• What you should do: Among the records below, find each line that includes the string "Collection" and copy it.

[Stored data]
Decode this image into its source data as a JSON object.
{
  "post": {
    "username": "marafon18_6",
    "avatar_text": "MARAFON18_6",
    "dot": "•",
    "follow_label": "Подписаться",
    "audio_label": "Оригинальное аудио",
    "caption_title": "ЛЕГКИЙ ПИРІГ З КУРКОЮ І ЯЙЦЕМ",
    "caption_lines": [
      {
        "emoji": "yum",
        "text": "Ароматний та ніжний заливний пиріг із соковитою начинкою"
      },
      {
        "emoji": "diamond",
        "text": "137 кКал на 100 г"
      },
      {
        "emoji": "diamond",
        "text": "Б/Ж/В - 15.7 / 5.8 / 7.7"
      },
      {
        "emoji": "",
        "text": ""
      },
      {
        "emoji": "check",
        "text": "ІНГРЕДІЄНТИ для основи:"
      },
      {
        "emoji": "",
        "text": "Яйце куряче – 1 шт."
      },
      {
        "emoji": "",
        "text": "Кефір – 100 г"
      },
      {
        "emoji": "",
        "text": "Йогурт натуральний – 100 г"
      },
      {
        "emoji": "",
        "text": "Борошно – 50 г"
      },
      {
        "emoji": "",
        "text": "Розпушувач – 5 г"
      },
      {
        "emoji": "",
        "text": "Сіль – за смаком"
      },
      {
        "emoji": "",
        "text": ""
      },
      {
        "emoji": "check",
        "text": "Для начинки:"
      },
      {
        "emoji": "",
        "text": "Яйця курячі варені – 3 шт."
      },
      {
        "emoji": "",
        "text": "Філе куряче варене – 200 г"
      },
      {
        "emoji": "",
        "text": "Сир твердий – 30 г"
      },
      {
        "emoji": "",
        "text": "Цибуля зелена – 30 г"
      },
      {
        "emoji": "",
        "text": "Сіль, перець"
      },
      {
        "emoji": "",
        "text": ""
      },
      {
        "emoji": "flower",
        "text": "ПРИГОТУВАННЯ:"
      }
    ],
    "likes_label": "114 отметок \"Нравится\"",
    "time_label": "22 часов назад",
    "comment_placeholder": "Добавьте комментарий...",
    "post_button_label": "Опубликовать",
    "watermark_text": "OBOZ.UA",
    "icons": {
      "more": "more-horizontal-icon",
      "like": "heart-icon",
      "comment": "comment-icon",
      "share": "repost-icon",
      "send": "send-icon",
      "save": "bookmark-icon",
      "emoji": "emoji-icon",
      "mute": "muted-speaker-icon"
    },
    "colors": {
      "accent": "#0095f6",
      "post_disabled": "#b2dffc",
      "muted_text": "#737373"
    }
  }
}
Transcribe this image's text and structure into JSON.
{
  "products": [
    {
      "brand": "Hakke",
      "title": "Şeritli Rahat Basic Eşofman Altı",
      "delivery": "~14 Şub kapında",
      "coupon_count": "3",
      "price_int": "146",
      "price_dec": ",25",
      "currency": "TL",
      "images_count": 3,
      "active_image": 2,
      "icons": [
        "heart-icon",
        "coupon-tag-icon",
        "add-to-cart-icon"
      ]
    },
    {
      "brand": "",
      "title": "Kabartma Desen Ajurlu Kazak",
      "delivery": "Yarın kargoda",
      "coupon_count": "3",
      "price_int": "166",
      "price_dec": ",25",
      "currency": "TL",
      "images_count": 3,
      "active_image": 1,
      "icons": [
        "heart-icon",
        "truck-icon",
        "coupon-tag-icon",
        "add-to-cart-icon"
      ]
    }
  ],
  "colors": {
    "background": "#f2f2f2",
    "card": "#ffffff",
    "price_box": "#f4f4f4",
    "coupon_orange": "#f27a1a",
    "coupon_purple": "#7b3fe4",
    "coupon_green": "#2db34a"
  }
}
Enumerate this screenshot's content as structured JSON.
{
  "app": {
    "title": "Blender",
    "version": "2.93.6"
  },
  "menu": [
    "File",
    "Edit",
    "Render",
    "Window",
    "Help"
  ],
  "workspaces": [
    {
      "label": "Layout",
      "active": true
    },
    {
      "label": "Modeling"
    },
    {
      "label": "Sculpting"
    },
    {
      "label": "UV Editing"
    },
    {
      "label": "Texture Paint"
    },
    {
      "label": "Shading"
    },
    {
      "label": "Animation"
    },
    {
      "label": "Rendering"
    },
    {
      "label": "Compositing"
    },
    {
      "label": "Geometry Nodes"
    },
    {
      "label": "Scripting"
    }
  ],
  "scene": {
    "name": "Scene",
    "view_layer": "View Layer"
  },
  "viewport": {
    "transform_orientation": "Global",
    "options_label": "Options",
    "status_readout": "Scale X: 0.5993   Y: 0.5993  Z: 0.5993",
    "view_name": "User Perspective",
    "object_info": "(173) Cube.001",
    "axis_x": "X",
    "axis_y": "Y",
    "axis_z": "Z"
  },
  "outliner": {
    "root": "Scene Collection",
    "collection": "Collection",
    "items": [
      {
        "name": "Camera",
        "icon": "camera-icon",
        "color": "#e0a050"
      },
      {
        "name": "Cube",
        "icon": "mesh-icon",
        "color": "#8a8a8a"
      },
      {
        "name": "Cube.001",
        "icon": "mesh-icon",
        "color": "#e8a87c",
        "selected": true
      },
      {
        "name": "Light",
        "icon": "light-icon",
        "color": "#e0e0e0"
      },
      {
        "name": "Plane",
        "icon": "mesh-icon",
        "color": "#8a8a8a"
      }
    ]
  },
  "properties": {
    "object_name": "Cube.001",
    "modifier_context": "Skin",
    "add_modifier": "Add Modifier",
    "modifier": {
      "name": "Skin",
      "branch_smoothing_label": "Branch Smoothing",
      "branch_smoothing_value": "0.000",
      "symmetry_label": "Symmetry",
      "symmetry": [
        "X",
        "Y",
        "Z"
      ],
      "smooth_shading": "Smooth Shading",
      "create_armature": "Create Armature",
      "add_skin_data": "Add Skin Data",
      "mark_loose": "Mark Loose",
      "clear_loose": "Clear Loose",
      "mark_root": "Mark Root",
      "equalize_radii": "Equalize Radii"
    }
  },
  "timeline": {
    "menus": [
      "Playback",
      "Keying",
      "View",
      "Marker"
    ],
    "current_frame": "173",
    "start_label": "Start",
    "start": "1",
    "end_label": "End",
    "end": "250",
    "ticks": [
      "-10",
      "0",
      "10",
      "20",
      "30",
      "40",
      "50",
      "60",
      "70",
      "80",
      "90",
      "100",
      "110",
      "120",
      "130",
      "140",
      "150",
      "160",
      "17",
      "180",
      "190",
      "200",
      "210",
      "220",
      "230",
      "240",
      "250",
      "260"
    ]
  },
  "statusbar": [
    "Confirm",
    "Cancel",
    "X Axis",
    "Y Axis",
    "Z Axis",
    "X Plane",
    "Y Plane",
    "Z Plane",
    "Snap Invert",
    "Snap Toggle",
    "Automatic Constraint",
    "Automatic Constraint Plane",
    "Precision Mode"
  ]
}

• Output:
    "root": "Scene Collection",
    "collection": "Collection",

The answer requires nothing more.